#### INPUT DATA ####

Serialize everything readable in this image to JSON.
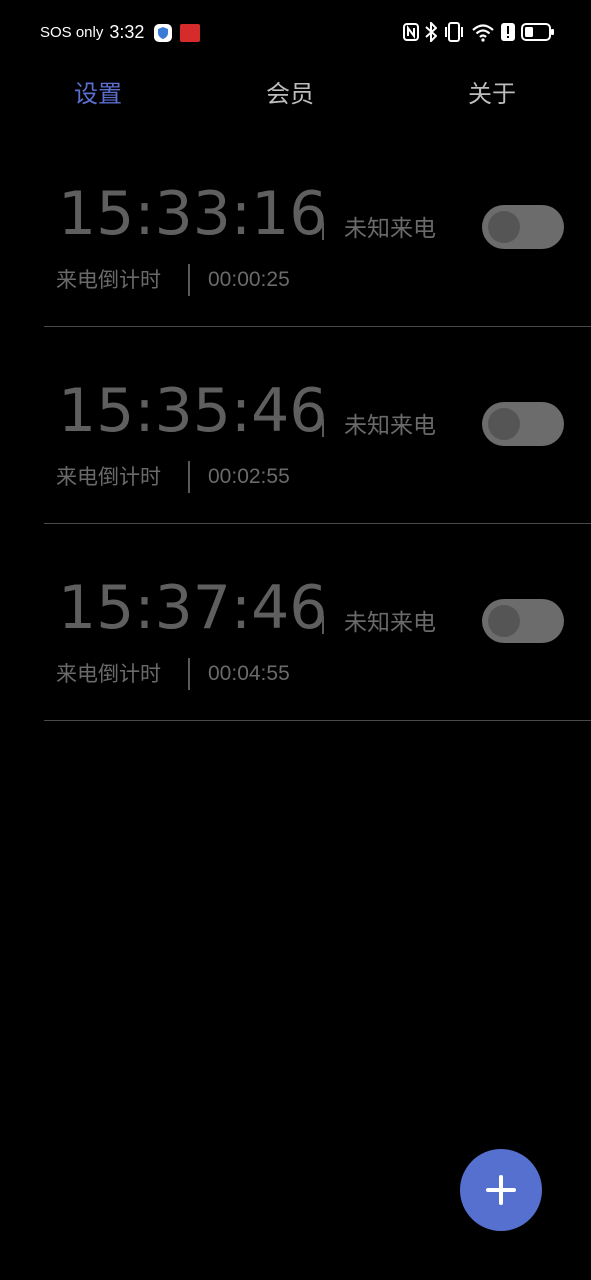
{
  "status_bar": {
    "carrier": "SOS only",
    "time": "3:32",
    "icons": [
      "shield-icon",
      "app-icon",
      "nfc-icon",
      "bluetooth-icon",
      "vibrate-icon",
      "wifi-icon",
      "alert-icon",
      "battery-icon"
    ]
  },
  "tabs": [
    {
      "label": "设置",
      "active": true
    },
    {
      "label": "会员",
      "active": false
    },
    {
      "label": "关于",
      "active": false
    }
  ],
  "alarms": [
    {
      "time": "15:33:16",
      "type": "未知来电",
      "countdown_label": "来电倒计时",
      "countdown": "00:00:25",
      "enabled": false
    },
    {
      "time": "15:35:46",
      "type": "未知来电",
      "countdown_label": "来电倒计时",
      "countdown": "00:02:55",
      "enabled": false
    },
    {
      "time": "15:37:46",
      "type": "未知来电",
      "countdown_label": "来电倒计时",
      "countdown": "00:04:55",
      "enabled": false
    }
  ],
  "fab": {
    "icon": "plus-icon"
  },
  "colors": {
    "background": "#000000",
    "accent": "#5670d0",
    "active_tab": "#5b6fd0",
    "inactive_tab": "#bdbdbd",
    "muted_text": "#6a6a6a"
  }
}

####

▶ _INSTRUCTIONS TO FOLLOW_
Copy the material shown above in full and exactly. Skip the pictures.

▶ _OUTPUT OF THE EXERCISE_
Serialize everything readable in this image to JSON.
{
  "status_bar": {
    "carrier": "SOS only",
    "time": "3:32",
    "icons": [
      "shield-icon",
      "app-icon",
      "nfc-icon",
      "bluetooth-icon",
      "vibrate-icon",
      "wifi-icon",
      "alert-icon",
      "battery-icon"
    ]
  },
  "tabs": [
    {
      "label": "设置",
      "active": true
    },
    {
      "label": "会员",
      "active": false
    },
    {
      "label": "关于",
      "active": false
    }
  ],
  "alarms": [
    {
      "time": "15:33:16",
      "type": "未知来电",
      "countdown_label": "来电倒计时",
      "countdown": "00:00:25",
      "enabled": false
    },
    {
      "time": "15:35:46",
      "type": "未知来电",
      "countdown_label": "来电倒计时",
      "countdown": "00:02:55",
      "enabled": false
    },
    {
      "time": "15:37:46",
      "type": "未知来电",
      "countdown_label": "来电倒计时",
      "countdown": "00:04:55",
      "enabled": false
    }
  ],
  "fab": {
    "icon": "plus-icon"
  },
  "colors": {
    "background": "#000000",
    "accent": "#5670d0",
    "active_tab": "#5b6fd0",
    "inactive_tab": "#bdbdbd",
    "muted_text": "#6a6a6a"
  }
}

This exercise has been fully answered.